→ **What you have to do**
The answer must be every line of the records below that contains the word "JSON", copied out.
──────── Records
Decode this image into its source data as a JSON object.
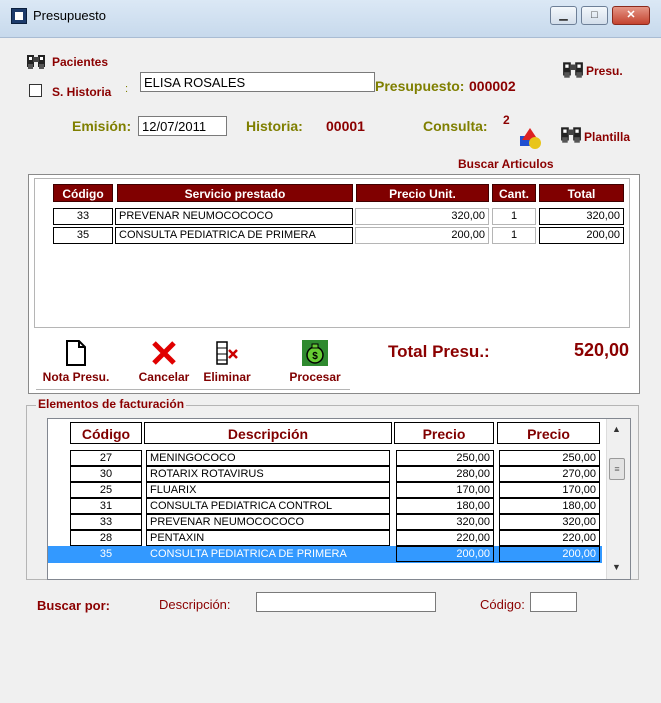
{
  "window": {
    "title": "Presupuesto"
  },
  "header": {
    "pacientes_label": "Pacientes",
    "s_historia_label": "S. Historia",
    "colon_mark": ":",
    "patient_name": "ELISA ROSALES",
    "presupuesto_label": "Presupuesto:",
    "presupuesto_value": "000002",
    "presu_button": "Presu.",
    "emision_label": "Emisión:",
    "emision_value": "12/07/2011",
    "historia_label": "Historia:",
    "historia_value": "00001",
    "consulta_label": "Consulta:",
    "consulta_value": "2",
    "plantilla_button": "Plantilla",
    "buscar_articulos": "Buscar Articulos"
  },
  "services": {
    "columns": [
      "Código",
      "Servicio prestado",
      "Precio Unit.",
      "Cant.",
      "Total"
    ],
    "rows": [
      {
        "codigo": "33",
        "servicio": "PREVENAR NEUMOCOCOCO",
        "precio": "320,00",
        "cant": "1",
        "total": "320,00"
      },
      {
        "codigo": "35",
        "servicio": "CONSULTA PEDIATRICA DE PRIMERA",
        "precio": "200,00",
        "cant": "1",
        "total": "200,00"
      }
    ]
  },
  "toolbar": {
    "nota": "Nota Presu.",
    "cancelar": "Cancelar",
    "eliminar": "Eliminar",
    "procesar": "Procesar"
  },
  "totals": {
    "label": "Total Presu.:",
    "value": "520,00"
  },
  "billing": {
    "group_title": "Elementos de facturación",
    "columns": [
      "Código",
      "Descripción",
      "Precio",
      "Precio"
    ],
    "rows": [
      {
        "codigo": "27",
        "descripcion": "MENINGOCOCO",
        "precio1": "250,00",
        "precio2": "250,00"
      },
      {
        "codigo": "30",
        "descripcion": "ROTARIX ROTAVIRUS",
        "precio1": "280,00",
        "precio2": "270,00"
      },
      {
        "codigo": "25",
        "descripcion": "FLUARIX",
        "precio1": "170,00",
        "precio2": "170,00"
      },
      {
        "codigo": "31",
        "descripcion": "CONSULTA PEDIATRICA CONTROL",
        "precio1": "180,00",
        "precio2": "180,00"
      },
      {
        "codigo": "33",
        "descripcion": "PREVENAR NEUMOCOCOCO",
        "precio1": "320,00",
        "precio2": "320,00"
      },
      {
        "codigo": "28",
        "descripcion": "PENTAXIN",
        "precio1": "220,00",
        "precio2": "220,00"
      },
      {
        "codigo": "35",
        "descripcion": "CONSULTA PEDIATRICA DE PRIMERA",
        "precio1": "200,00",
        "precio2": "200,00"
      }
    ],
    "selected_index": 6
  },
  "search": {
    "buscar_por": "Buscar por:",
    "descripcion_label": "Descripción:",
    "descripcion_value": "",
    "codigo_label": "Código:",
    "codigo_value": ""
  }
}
────────────────
──────── Records
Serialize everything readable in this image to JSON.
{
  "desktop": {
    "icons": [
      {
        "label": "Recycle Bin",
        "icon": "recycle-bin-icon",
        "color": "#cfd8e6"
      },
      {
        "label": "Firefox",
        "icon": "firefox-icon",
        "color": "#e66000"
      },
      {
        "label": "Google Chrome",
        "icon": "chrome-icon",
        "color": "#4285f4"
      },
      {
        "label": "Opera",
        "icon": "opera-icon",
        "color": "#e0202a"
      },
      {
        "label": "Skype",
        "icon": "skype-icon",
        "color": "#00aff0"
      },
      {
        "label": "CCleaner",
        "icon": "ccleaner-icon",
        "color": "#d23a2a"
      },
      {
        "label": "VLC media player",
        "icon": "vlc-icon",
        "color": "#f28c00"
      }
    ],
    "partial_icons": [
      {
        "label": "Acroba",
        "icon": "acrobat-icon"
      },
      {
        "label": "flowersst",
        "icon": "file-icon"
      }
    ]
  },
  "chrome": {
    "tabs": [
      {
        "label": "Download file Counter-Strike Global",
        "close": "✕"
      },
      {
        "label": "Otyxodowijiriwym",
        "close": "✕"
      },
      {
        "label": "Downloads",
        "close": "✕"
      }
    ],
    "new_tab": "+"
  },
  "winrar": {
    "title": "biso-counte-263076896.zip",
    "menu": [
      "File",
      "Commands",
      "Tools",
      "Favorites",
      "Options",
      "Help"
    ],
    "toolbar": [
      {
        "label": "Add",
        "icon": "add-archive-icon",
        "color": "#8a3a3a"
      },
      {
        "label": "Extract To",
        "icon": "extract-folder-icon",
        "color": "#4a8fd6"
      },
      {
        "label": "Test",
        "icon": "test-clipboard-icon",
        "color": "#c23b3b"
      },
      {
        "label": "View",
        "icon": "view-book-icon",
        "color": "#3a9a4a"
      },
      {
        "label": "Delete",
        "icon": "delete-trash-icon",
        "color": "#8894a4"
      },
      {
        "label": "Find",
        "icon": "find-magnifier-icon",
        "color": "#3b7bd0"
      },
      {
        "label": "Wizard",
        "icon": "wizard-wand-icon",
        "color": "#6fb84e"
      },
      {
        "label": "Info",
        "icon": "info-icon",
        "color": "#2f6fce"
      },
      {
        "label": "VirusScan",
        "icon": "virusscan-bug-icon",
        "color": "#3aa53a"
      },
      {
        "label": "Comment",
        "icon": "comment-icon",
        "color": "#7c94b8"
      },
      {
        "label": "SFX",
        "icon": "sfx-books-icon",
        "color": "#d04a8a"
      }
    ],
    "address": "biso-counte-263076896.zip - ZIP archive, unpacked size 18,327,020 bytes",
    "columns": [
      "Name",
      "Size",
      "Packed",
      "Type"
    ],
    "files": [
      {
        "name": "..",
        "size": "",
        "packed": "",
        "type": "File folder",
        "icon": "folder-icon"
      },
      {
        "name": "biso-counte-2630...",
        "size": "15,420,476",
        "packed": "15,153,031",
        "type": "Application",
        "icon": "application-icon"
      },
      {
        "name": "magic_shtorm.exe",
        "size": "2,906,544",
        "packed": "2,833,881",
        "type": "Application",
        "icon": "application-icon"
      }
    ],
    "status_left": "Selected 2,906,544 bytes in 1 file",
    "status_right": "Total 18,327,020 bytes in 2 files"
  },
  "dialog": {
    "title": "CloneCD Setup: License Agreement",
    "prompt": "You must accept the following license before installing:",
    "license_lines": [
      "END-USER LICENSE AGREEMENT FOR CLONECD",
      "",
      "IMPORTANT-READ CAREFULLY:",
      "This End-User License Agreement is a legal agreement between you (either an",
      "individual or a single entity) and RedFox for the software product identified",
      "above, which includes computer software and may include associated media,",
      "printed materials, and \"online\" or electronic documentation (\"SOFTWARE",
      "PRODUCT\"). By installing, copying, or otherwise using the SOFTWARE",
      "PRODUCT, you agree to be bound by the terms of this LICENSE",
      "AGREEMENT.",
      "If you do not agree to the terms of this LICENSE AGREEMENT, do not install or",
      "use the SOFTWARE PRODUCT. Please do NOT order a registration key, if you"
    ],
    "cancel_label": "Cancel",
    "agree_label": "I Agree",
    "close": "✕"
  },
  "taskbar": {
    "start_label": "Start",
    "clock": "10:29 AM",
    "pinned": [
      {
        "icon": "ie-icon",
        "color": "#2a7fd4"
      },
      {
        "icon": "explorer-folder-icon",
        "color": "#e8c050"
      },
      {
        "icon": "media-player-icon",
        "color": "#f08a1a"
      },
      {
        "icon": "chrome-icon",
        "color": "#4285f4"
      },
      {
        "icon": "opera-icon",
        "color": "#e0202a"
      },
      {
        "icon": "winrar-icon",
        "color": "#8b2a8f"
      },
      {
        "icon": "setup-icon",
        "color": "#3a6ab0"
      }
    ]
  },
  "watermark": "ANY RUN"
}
────────────────
→ **Written answer**
Decode this image into its source data as a JSON object.
Serialize everything readable in this image to JSON.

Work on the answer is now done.